What the task requires: Work out the number of lines in the records that include the word "Blacklist"; reply with that number alone.

[Dataset excerpt]

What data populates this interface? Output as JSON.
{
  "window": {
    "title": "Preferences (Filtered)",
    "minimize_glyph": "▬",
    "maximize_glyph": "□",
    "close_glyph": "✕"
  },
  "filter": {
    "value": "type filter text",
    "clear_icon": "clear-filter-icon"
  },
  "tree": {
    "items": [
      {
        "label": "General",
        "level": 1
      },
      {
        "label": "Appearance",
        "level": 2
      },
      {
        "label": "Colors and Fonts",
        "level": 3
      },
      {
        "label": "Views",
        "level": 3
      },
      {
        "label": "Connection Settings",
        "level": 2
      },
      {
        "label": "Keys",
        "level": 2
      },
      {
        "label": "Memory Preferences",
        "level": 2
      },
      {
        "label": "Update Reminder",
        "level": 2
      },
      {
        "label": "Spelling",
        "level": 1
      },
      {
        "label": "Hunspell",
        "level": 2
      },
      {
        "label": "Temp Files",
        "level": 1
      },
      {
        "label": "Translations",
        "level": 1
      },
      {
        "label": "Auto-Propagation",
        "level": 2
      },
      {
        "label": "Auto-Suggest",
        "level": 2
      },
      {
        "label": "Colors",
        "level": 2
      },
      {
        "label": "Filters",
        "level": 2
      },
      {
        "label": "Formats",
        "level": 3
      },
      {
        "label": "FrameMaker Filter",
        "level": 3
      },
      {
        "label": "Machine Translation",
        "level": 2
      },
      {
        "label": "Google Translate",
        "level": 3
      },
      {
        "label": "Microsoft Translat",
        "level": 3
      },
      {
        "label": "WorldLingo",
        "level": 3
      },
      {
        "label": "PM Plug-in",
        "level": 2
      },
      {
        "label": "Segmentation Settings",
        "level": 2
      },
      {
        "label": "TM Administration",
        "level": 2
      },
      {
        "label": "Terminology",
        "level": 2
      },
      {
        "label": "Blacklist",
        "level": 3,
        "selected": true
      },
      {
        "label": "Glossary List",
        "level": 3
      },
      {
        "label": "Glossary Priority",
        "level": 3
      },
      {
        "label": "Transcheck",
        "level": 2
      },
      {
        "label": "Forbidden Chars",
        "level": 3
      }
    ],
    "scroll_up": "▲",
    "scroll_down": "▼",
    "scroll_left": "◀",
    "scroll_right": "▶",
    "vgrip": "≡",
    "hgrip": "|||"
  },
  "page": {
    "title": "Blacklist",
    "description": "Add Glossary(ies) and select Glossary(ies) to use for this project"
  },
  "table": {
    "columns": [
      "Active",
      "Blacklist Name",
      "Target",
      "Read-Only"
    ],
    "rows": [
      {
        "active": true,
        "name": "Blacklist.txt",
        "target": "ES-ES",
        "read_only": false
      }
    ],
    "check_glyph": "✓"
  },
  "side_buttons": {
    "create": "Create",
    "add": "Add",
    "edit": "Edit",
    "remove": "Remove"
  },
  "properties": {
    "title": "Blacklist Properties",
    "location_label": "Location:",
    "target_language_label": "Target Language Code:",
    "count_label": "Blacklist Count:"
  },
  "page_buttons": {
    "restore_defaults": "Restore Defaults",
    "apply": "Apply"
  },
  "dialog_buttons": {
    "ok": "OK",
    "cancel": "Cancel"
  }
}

Answer to this problem: 6